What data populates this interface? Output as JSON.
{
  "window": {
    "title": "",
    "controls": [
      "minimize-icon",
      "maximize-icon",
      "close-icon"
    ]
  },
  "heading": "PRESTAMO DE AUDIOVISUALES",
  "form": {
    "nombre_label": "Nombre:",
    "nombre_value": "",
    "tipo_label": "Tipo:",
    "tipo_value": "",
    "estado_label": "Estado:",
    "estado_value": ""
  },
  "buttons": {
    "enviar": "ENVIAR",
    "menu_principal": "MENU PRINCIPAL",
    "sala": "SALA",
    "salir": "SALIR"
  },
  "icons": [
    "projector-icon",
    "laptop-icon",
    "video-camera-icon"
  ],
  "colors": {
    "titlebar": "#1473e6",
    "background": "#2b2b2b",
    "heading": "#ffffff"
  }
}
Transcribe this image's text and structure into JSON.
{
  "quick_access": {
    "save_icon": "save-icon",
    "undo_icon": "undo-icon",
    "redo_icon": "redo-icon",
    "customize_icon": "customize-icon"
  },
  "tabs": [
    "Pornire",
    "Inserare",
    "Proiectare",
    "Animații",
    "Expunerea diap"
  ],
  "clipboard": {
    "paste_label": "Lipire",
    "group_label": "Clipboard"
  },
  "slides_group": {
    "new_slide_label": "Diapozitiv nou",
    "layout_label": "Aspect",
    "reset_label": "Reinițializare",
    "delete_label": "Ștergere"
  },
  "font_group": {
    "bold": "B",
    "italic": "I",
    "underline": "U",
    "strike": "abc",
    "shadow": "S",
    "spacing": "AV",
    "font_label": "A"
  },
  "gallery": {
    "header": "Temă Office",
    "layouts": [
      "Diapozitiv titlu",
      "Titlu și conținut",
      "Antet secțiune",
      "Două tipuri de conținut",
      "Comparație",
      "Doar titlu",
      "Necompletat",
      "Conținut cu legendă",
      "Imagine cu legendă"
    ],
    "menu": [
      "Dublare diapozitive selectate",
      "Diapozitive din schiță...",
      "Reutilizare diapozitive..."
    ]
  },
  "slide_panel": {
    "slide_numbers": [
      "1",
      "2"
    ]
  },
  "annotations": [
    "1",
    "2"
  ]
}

## Goal
Your task is to transcribe the listing above in full, exactly as given.

## Written solution
What data populates this interface? Output as JSON.
{
  "window": {
    "title": "",
    "controls": [
      "minimize-icon",
      "maximize-icon",
      "close-icon"
    ]
  },
  "heading": "PRESTAMO DE AUDIOVISUALES",
  "form": {
    "nombre_label": "Nombre:",
    "nombre_value": "",
    "tipo_label": "Tipo:",
    "tipo_value": "",
    "estado_label": "Estado:",
    "estado_value": ""
  },
  "buttons": {
    "enviar": "ENVIAR",
    "menu_principal": "MENU PRINCIPAL",
    "sala": "SALA",
    "salir": "SALIR"
  },
  "icons": [
    "projector-icon",
    "laptop-icon",
    "video-camera-icon"
  ],
  "colors": {
    "titlebar": "#1473e6",
    "background": "#2b2b2b",
    "heading": "#ffffff"
  }
}
Transcribe this image's text and structure into JSON.
{
  "quick_access": {
    "save_icon": "save-icon",
    "undo_icon": "undo-icon",
    "redo_icon": "redo-icon",
    "customize_icon": "customize-icon"
  },
  "tabs": [
    "Pornire",
    "Inserare",
    "Proiectare",
    "Animații",
    "Expunerea diap"
  ],
  "clipboard": {
    "paste_label": "Lipire",
    "group_label": "Clipboard"
  },
  "slides_group": {
    "new_slide_label": "Diapozitiv nou",
    "layout_label": "Aspect",
    "reset_label": "Reinițializare",
    "delete_label": "Ștergere"
  },
  "font_group": {
    "bold": "B",
    "italic": "I",
    "underline": "U",
    "strike": "abc",
    "shadow": "S",
    "spacing": "AV",
    "font_label": "A"
  },
  "gallery": {
    "header": "Temă Office",
    "layouts": [
      "Diapozitiv titlu",
      "Titlu și conținut",
      "Antet secțiune",
      "Două tipuri de conținut",
      "Comparație",
      "Doar titlu",
      "Necompletat",
      "Conținut cu legendă",
      "Imagine cu legendă"
    ],
    "menu": [
      "Dublare diapozitive selectate",
      "Diapozitive din schiță...",
      "Reutilizare diapozitive..."
    ]
  },
  "slide_panel": {
    "slide_numbers": [
      "1",
      "2"
    ]
  },
  "annotations": [
    "1",
    "2"
  ]
}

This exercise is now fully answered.